→ WHAT IS REQUIRED: Take the material and output all of it exactly.

→ DATASET ROWS:
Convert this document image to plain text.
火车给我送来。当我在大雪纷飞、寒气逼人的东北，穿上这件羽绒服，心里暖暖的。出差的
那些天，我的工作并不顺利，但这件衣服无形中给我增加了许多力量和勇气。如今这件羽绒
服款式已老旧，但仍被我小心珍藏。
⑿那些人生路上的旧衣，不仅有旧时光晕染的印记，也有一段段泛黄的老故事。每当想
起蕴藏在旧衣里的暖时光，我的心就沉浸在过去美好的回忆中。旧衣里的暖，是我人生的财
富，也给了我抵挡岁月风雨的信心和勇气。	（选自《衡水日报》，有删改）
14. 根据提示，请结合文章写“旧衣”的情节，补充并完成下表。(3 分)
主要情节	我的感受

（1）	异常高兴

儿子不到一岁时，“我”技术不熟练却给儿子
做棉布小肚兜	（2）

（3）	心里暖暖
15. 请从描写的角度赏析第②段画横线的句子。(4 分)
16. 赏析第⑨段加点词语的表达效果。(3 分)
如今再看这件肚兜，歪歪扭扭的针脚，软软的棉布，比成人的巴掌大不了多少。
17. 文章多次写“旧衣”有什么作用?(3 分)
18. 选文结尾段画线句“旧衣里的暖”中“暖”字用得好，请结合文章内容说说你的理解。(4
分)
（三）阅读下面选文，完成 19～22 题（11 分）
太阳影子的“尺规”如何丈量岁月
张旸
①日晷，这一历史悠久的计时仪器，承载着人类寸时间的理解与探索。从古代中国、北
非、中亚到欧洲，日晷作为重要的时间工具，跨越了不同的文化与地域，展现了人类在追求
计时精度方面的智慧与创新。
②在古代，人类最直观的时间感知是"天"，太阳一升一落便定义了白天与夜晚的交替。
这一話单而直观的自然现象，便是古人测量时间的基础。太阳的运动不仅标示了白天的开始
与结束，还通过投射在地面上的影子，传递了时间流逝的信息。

→ EXERCISE ANSWER:
Convert this document image to plain text.
火车给我送来。当我在大雪纷飞、寒气逼人的东北，穿上这件羽绒服，心里暖暖的。出差的
那些天，我的工作并不顺利，但这件衣服无形中给我增加了许多力量和勇气。如今这件羽绒
服款式已老旧，但仍被我小心珍藏。
⑿那些人生路上的旧衣，不仅有旧时光晕染的印记，也有一段段泛黄的老故事。每当想
起蕴藏在旧衣里的暖时光，我的心就沉浸在过去美好的回忆中。旧衣里的暖，是我人生的财
富，也给了我抵挡岁月风雨的信心和勇气。	（选自《衡水日报》，有删改）
14. 根据提示，请结合文章写“旧衣”的情节，补充并完成下表。(3 分)
主要情节	我的感受

（1）	异常高兴

儿子不到一岁时，“我”技术不熟练却给儿子
做棉布小肚兜	（2）

（3）	心里暖暖
15. 请从描写的角度赏析第②段画横线的句子。(4 分)
16. 赏析第⑨段加点词语的表达效果。(3 分)
如今再看这件肚兜，歪歪扭扭的针脚，软软的棉布，比成人的巴掌大不了多少。
17. 文章多次写“旧衣”有什么作用?(3 分)
18. 选文结尾段画线句“旧衣里的暖”中“暖”字用得好，请结合文章内容说说你的理解。(4
分)
（三）阅读下面选文，完成 19～22 题（11 分）
太阳影子的“尺规”如何丈量岁月
张旸
①日晷，这一历史悠久的计时仪器，承载着人类寸时间的理解与探索。从古代中国、北
非、中亚到欧洲，日晷作为重要的时间工具，跨越了不同的文化与地域，展现了人类在追求
计时精度方面的智慧与创新。
②在古代，人类最直观的时间感知是"天"，太阳一升一落便定义了白天与夜晚的交替。
这一話单而直观的自然现象，便是古人测量时间的基础。太阳的运动不仅标示了白天的开始
与结束，还通过投射在地面上的影子，传递了时间流逝的信息。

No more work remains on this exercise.